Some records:

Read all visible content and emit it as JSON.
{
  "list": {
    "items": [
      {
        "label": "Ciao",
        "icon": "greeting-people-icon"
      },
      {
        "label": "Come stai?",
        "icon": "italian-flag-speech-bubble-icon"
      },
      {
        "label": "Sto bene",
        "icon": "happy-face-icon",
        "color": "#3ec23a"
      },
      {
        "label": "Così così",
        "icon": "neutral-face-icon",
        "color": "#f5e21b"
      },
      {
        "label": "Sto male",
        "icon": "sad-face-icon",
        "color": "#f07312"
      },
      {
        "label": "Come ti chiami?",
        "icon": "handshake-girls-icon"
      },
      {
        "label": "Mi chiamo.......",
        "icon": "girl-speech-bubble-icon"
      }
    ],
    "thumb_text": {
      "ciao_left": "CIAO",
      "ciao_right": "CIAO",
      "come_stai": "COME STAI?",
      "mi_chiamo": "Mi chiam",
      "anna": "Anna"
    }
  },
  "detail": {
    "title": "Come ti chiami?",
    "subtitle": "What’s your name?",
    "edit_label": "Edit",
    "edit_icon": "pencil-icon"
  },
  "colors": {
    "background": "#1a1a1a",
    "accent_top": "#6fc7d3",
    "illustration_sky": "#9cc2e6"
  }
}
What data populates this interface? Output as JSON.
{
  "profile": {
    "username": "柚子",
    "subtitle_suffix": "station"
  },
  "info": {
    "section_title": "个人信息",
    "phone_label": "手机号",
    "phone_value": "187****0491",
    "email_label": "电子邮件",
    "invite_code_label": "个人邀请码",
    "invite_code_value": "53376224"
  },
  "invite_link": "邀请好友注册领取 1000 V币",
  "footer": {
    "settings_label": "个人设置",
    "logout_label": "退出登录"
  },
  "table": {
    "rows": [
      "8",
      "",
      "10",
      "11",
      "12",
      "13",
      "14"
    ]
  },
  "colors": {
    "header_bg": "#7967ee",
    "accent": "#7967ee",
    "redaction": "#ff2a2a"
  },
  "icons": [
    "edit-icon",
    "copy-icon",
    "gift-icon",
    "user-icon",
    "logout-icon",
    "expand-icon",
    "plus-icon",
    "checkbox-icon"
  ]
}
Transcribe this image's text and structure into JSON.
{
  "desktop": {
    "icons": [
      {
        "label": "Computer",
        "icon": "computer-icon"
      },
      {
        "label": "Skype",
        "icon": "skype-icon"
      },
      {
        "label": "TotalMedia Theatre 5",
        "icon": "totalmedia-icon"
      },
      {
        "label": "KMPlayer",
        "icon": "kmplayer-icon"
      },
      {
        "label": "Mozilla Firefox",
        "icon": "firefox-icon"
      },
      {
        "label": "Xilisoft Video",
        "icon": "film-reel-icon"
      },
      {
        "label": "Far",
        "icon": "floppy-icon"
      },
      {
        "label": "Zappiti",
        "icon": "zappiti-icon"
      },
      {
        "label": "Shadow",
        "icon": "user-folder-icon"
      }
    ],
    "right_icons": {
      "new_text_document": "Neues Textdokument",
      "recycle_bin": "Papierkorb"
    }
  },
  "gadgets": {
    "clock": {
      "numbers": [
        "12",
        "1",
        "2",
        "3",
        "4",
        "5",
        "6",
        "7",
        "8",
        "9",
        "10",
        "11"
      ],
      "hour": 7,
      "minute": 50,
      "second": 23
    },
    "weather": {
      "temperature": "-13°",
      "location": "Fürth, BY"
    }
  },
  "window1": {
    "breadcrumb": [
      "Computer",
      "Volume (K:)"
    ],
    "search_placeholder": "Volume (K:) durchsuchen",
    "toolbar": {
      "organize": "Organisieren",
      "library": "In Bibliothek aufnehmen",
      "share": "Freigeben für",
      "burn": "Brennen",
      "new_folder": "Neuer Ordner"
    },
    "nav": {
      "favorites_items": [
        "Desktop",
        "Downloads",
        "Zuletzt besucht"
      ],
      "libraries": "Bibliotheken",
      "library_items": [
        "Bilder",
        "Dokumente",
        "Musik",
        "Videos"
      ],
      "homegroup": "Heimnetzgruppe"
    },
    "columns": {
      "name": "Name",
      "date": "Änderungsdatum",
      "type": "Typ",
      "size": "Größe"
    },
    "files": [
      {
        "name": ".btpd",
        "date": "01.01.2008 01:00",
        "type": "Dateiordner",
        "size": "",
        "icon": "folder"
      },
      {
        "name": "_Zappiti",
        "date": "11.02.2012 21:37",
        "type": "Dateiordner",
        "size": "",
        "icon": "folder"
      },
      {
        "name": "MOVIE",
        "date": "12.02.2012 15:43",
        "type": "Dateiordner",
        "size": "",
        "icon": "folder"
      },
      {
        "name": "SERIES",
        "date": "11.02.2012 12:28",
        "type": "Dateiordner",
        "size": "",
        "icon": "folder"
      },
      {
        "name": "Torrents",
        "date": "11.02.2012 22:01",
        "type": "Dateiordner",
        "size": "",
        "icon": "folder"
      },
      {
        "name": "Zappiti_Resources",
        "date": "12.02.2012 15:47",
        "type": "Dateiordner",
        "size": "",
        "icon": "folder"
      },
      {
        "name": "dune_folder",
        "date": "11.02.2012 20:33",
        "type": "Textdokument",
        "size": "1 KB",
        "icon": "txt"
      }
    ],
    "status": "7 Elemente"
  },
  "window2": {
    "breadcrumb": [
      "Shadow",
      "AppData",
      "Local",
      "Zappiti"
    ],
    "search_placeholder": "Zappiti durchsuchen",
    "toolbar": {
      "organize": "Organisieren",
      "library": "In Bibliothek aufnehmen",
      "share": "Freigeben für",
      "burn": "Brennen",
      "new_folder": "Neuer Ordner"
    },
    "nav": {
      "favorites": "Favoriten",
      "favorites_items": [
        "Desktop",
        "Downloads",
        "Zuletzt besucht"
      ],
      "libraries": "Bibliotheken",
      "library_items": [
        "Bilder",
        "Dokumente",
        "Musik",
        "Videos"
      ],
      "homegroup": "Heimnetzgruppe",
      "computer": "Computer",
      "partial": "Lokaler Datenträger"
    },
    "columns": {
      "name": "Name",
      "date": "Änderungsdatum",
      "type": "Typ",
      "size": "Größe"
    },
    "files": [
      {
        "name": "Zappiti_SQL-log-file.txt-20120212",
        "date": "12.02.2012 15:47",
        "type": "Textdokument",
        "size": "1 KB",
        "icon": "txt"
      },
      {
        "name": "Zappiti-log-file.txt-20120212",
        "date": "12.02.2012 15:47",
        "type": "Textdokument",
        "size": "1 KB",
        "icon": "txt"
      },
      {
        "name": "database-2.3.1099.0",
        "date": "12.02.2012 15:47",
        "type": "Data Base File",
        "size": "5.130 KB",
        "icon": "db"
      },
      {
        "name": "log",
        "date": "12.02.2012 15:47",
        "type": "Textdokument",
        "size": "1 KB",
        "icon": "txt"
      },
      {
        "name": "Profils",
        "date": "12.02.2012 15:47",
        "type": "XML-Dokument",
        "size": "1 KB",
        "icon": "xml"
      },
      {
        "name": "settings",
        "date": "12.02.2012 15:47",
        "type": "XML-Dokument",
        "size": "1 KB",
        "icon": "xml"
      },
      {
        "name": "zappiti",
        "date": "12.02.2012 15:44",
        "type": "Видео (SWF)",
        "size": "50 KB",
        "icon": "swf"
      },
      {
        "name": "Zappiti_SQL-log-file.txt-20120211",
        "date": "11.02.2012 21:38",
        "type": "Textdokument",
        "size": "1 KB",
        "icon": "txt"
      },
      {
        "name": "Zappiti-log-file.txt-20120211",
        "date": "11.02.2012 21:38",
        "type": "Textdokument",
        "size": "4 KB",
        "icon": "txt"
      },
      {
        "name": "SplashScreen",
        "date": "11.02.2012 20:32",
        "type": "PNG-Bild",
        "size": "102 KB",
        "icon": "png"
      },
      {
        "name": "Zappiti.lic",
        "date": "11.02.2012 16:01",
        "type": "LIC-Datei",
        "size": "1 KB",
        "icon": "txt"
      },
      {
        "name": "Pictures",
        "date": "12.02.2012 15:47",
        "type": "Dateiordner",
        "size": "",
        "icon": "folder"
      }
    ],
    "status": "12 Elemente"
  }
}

- Exercise task -
Work out how many lines in the records above contain the word "this", and give only that number.

- Written solution -
2